EXERCISE DIRECTIONS
In the records below, find each line containing the word "ylabel" and copy it.

======

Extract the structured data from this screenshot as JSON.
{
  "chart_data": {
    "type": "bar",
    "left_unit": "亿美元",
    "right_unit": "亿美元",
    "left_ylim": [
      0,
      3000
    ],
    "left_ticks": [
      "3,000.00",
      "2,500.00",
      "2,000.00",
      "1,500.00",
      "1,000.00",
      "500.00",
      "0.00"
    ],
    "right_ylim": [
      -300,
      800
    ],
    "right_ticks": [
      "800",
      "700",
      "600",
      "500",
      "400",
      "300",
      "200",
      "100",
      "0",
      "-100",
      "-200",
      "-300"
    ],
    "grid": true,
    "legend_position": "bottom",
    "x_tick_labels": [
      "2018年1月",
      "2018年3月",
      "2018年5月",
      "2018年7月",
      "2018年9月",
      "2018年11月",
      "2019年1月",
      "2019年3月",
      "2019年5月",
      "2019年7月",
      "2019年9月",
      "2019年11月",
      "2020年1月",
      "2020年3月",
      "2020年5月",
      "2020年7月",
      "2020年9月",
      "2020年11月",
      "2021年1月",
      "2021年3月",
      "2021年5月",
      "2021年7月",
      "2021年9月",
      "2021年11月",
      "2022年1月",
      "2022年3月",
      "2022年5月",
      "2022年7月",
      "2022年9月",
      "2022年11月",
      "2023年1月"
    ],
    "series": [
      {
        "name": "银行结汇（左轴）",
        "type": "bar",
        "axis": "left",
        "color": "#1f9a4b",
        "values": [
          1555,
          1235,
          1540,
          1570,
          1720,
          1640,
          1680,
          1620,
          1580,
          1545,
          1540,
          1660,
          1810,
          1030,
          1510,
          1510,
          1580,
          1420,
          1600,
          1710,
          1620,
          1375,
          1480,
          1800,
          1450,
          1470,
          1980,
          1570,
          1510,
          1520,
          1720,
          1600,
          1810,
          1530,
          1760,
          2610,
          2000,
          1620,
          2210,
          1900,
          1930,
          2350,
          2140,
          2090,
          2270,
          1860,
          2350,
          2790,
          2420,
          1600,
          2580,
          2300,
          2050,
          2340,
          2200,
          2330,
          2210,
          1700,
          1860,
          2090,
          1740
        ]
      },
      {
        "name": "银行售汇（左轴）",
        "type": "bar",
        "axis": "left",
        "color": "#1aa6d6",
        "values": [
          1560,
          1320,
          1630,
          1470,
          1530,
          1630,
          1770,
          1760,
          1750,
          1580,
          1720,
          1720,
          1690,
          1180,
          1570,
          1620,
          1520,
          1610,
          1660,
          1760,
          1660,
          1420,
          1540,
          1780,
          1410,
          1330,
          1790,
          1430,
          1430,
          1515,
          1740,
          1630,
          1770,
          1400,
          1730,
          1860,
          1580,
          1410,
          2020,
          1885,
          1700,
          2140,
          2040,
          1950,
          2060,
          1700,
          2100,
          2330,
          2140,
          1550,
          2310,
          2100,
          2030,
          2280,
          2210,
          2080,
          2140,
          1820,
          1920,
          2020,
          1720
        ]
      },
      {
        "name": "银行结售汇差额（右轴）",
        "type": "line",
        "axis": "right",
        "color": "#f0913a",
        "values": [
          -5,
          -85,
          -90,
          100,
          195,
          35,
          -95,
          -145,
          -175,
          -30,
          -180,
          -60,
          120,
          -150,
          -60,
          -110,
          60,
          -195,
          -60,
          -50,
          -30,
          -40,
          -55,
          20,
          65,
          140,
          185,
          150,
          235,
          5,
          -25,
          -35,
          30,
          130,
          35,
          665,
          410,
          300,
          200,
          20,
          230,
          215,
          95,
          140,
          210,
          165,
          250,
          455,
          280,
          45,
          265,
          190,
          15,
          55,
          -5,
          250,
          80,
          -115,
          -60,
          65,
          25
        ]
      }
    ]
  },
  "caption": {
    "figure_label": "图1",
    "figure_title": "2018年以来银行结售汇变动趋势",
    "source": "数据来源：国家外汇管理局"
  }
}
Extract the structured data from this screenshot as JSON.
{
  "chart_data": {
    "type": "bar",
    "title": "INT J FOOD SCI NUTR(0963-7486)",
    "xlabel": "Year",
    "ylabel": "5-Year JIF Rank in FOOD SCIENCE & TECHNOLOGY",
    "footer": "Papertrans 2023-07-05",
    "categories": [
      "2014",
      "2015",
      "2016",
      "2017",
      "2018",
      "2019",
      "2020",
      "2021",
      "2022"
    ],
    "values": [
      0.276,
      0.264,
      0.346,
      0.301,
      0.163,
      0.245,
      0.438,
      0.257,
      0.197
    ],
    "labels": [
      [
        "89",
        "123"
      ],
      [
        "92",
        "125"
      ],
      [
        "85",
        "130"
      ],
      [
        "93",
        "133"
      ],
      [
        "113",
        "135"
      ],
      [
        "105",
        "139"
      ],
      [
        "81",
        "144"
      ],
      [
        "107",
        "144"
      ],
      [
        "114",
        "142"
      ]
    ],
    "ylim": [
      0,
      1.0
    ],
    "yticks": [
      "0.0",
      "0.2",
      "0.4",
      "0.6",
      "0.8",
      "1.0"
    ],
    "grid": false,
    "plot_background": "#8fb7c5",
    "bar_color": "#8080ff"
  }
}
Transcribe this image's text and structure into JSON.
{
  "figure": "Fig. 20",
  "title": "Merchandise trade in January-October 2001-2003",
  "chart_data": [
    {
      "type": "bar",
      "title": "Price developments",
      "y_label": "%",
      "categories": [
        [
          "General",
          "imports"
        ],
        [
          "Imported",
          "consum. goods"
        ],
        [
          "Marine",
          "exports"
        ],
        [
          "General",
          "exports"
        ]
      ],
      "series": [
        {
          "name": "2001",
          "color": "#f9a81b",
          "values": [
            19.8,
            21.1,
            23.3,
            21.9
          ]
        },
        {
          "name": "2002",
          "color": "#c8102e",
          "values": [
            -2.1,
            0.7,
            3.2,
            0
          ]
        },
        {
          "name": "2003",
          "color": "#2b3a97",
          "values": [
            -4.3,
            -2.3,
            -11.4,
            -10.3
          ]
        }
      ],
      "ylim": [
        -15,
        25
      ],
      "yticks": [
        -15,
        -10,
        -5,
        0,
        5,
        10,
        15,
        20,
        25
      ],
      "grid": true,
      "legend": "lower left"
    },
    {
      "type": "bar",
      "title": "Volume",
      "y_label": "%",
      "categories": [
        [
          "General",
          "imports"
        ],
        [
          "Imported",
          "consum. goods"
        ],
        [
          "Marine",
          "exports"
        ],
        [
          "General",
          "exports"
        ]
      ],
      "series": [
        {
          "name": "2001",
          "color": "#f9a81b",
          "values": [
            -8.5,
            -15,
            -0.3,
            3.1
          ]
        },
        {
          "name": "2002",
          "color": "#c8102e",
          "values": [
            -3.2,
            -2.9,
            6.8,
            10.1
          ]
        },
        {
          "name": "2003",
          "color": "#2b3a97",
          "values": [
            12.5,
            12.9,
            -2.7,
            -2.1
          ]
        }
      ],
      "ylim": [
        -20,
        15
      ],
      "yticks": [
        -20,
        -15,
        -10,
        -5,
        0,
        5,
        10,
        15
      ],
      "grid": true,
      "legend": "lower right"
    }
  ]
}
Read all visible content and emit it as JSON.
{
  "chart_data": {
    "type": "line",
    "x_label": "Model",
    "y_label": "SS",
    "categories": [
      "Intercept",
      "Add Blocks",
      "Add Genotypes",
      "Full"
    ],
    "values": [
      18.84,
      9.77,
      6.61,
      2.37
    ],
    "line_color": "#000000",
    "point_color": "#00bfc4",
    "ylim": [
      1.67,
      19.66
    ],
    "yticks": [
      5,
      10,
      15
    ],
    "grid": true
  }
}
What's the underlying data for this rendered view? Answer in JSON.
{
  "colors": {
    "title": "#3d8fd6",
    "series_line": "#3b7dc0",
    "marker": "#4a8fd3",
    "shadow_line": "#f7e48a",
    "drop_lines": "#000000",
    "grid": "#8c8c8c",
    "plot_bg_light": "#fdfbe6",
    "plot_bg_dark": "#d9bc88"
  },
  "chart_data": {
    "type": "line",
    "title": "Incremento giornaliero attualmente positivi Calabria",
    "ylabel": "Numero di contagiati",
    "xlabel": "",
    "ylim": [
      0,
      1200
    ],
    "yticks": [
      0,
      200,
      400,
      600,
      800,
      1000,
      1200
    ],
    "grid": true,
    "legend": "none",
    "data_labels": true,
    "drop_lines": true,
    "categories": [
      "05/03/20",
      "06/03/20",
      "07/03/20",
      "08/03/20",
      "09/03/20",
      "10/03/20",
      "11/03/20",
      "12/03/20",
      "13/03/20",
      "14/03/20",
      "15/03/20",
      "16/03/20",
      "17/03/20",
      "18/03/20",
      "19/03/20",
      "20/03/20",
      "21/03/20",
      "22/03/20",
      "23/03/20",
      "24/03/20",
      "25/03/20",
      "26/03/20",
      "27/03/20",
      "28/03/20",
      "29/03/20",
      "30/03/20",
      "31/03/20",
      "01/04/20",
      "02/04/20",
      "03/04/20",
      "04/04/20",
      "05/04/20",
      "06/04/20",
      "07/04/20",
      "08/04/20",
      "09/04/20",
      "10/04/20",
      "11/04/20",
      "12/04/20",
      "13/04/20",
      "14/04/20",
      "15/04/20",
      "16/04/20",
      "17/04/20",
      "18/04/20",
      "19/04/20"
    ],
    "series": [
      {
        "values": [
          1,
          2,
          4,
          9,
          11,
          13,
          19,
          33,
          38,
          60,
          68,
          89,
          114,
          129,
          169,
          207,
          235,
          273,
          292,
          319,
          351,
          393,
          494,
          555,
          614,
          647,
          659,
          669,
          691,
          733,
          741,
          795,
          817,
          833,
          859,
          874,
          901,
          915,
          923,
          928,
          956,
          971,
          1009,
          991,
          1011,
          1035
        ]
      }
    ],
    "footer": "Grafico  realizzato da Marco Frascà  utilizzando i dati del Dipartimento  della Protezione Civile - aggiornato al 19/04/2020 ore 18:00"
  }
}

======

EXERCISE ANSWER
    "ylabel": "5-Year JIF Rank in FOOD SCIENCE & TECHNOLOGY",
    "ylabel": "Numero di contagiati",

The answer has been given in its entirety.